__Exercise requirements__. Reproduce every line of the items below word for word, and leave the pictures out of your answer.

##### Records to process

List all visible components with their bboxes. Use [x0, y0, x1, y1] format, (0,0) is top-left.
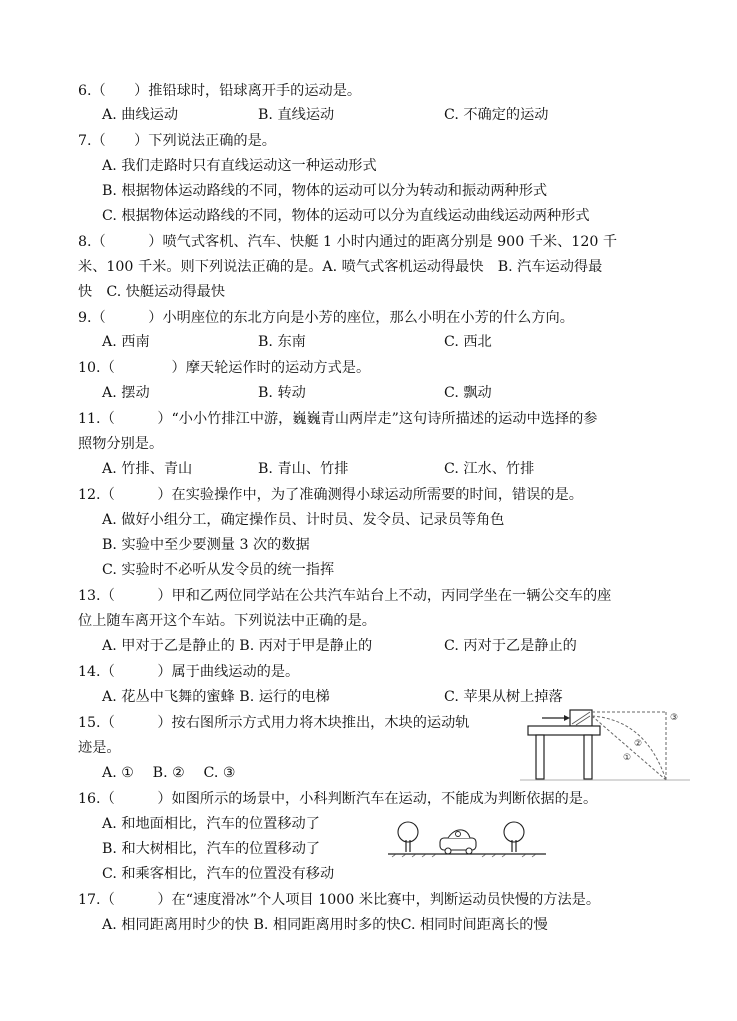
trajectory-label-3: ③ — [670, 713, 679, 723]
car-and-trees-figure — [388, 818, 546, 858]
option-b[interactable]: B. 东南 — [258, 334, 306, 350]
option-c[interactable]: C. 实验时不必听从发令员的统一指挥 — [102, 562, 335, 578]
option-c[interactable]: C. 根据物体运动路线的不同，物体的运动可以分为直线运动曲线运动两种形式 — [102, 208, 590, 224]
option-a[interactable]: A. 摆动 — [102, 385, 150, 401]
question-16-stem: 16.（ ）如图所示的场景中，小科判断汽车在运动，不能成为判断依据的是。 — [78, 791, 598, 807]
option-c[interactable]: C. 苹果从树上掉落 — [444, 689, 563, 705]
push-block-trajectory-figure — [520, 702, 690, 784]
option-b[interactable]: B. 直线运动 — [258, 107, 335, 123]
question-6-stem: 6.（ ）推铅球时，铅球离开手的运动是。 — [78, 83, 362, 99]
option-c[interactable]: C. 丙对于乙是静止的 — [444, 638, 577, 654]
option-c[interactable]: C. 和乘客相比，汽车的位置没有移动 — [102, 866, 335, 882]
question-12-stem: 12.（ ）在实验操作中，为了准确测得小球运动所需要的时间，错误的是。 — [78, 487, 583, 503]
option-a[interactable]: A. 竹排、青山 — [102, 461, 193, 477]
question-17-stem: 17.（ ）在“速度滑冰”个人项目 1000 米比赛中，判断运动员快慢的方法是。 — [78, 892, 601, 908]
option-a[interactable]: A. 曲线运动 — [102, 107, 179, 123]
option-c[interactable]: C. 不确定的运动 — [444, 107, 549, 123]
table-leg-left — [536, 735, 544, 779]
tree-right — [504, 822, 524, 852]
option-a-b[interactable]: A. 甲对于乙是静止的 B. 丙对于甲是静止的 — [102, 638, 373, 654]
option-b[interactable]: B. 青山、竹排 — [258, 461, 349, 477]
question-7-stem: 7.（ ）下列说法正确的是。 — [78, 133, 276, 149]
question-13-stem-line-1: 13.（ ）甲和乙两位同学站在公共汽车站台上不动，丙同学坐在一辆公交车的座 — [78, 588, 612, 604]
option-b[interactable]: B. 实验中至少要测量 3 次的数据 — [102, 537, 310, 553]
question-17-options[interactable]: A. 相同距离用时少的快 B. 相同距离用时多的快C. 相同时间距离长的慢 — [102, 917, 548, 933]
trajectory-1 — [592, 716, 666, 780]
question-15-stem-line-2: 迹是。 — [78, 740, 121, 756]
trajectory-label-2: ② — [634, 739, 643, 749]
option-a[interactable]: A. 和地面相比，汽车的位置移动了 — [102, 816, 320, 832]
question-14-stem: 14.（ ）属于曲线运动的是。 — [78, 664, 300, 680]
question-10-stem: 10.（ ）摩天轮运作时的运动方式是。 — [78, 360, 371, 376]
car — [440, 830, 476, 854]
question-15-stem-line-1: 15.（ ）按右图所示方式用力将木块推出，木块的运动轨 — [78, 715, 470, 731]
option-c[interactable]: C. 西北 — [444, 334, 492, 350]
option-c[interactable]: C. 飘动 — [444, 385, 492, 401]
push-arrowhead — [564, 715, 570, 721]
option-b[interactable]: B. 和大树相比，汽车的位置移动了 — [102, 841, 321, 857]
trajectory-2 — [592, 716, 666, 780]
question-13-stem-line-2: 位上随车离开这个车站。下列说法中正确的是。 — [78, 613, 376, 629]
option-a[interactable]: A. 我们走路时只有直线运动这一种运动形式 — [102, 158, 377, 174]
tree-left — [398, 822, 418, 852]
option-a[interactable]: A. 做好小组分工，确定操作员、计时员、发令员、记录员等角色 — [102, 512, 505, 528]
question-8-stem-line-1: 8.（ ）喷气式客机、汽车、快艇 1 小时内通过的距离分别是 900 千米、120 千 — [78, 234, 618, 250]
question-11-stem-line-1: 11.（ ）“小小竹排江中游，巍巍青山两岸走”这句诗所描述的运动中选择的参 — [78, 411, 598, 427]
option-a[interactable]: A. 西南 — [102, 334, 150, 350]
question-11-stem-line-2: 照物分别是。 — [78, 436, 164, 452]
table-leg-right — [584, 735, 592, 779]
question-8-stem-line-3: 快 C. 快艇运动得最快 — [78, 284, 226, 300]
option-b[interactable]: B. 转动 — [258, 385, 306, 401]
question-15-options[interactable]: A. ① B. ② C. ③ — [102, 765, 236, 781]
question-8-stem-line-2: 米、100 千米。则下列说法正确的是。A. 喷气式客机运动得最快 B. 汽车运动得最 — [78, 259, 603, 275]
option-a-b[interactable]: A. 花丛中飞舞的蜜蜂 B. 运行的电梯 — [102, 689, 330, 705]
option-b[interactable]: B. 根据物体运动路线的不同，物体的运动可以分为转动和振动两种形式 — [102, 183, 548, 199]
table-top — [528, 726, 600, 735]
option-c[interactable]: C. 江水、竹排 — [444, 461, 535, 477]
trajectory-label-1: ① — [623, 753, 632, 763]
question-9-stem: 9.（ ）小明座位的东北方向是小芳的座位，那么小明在小芳的什么方向。 — [78, 310, 574, 326]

##########

__Task result__.
List all visible components with their bboxes. Use [x0, y0, x1, y1] format, (0,0) is top-left.
trajectory-label-3: ③ — [670, 713, 679, 723]
car-and-trees-figure — [388, 818, 546, 858]
option-b[interactable]: B. 东南 — [258, 334, 306, 350]
option-c[interactable]: C. 实验时不必听从发令员的统一指挥 — [102, 562, 335, 578]
option-c[interactable]: C. 根据物体运动路线的不同，物体的运动可以分为直线运动曲线运动两种形式 — [102, 208, 590, 224]
option-a[interactable]: A. 摆动 — [102, 385, 150, 401]
question-16-stem: 16.（ ）如图所示的场景中，小科判断汽车在运动，不能成为判断依据的是。 — [78, 791, 598, 807]
option-c[interactable]: C. 苹果从树上掉落 — [444, 689, 563, 705]
push-block-trajectory-figure — [520, 702, 690, 784]
option-b[interactable]: B. 直线运动 — [258, 107, 335, 123]
question-6-stem: 6.（ ）推铅球时，铅球离开手的运动是。 — [78, 83, 362, 99]
option-c[interactable]: C. 丙对于乙是静止的 — [444, 638, 577, 654]
option-c[interactable]: C. 和乘客相比，汽车的位置没有移动 — [102, 866, 335, 882]
question-12-stem: 12.（ ）在实验操作中，为了准确测得小球运动所需要的时间，错误的是。 — [78, 487, 583, 503]
option-a[interactable]: A. 竹排、青山 — [102, 461, 193, 477]
question-17-stem: 17.（ ）在“速度滑冰”个人项目 1000 米比赛中，判断运动员快慢的方法是。 — [78, 892, 601, 908]
option-a[interactable]: A. 曲线运动 — [102, 107, 179, 123]
option-c[interactable]: C. 不确定的运动 — [444, 107, 549, 123]
table-leg-left — [536, 735, 544, 779]
tree-right — [504, 822, 524, 852]
option-a-b[interactable]: A. 甲对于乙是静止的 B. 丙对于甲是静止的 — [102, 638, 373, 654]
option-b[interactable]: B. 青山、竹排 — [258, 461, 349, 477]
question-7-stem: 7.（ ）下列说法正确的是。 — [78, 133, 276, 149]
question-13-stem-line-1: 13.（ ）甲和乙两位同学站在公共汽车站台上不动，丙同学坐在一辆公交车的座 — [78, 588, 612, 604]
option-b[interactable]: B. 实验中至少要测量 3 次的数据 — [102, 537, 310, 553]
question-17-options[interactable]: A. 相同距离用时少的快 B. 相同距离用时多的快C. 相同时间距离长的慢 — [102, 917, 548, 933]
trajectory-1 — [592, 716, 666, 780]
question-15-stem-line-2: 迹是。 — [78, 740, 121, 756]
trajectory-label-2: ② — [634, 739, 643, 749]
option-a[interactable]: A. 和地面相比，汽车的位置移动了 — [102, 816, 320, 832]
question-14-stem: 14.（ ）属于曲线运动的是。 — [78, 664, 300, 680]
question-10-stem: 10.（ ）摩天轮运作时的运动方式是。 — [78, 360, 371, 376]
car — [440, 830, 476, 854]
question-15-stem-line-1: 15.（ ）按右图所示方式用力将木块推出，木块的运动轨 — [78, 715, 470, 731]
option-c[interactable]: C. 西北 — [444, 334, 492, 350]
option-c[interactable]: C. 飘动 — [444, 385, 492, 401]
push-arrowhead — [564, 715, 570, 721]
option-b[interactable]: B. 和大树相比，汽车的位置移动了 — [102, 841, 321, 857]
trajectory-2 — [592, 716, 666, 780]
question-13-stem-line-2: 位上随车离开这个车站。下列说法中正确的是。 — [78, 613, 376, 629]
option-a[interactable]: A. 我们走路时只有直线运动这一种运动形式 — [102, 158, 377, 174]
tree-left — [398, 822, 418, 852]
option-a[interactable]: A. 做好小组分工，确定操作员、计时员、发令员、记录员等角色 — [102, 512, 505, 528]
question-8-stem-line-1: 8.（ ）喷气式客机、汽车、快艇 1 小时内通过的距离分别是 900 千米、120 千 — [78, 234, 618, 250]
question-11-stem-line-1: 11.（ ）“小小竹排江中游，巍巍青山两岸走”这句诗所描述的运动中选择的参 — [78, 411, 598, 427]
option-a[interactable]: A. 西南 — [102, 334, 150, 350]
question-11-stem-line-2: 照物分别是。 — [78, 436, 164, 452]
table-leg-right — [584, 735, 592, 779]
question-8-stem-line-3: 快 C. 快艇运动得最快 — [78, 284, 226, 300]
option-b[interactable]: B. 转动 — [258, 385, 306, 401]
question-15-options[interactable]: A. ① B. ② C. ③ — [102, 765, 236, 781]
question-8-stem-line-2: 米、100 千米。则下列说法正确的是。A. 喷气式客机运动得最快 B. 汽车运动得最 — [78, 259, 603, 275]
option-a-b[interactable]: A. 花丛中飞舞的蜜蜂 B. 运行的电梯 — [102, 689, 330, 705]
option-b[interactable]: B. 根据物体运动路线的不同，物体的运动可以分为转动和振动两种形式 — [102, 183, 548, 199]
table-top — [528, 726, 600, 735]
option-c[interactable]: C. 江水、竹排 — [444, 461, 535, 477]
trajectory-label-1: ① — [623, 753, 632, 763]
question-9-stem: 9.（ ）小明座位的东北方向是小芳的座位，那么小明在小芳的什么方向。 — [78, 310, 574, 326]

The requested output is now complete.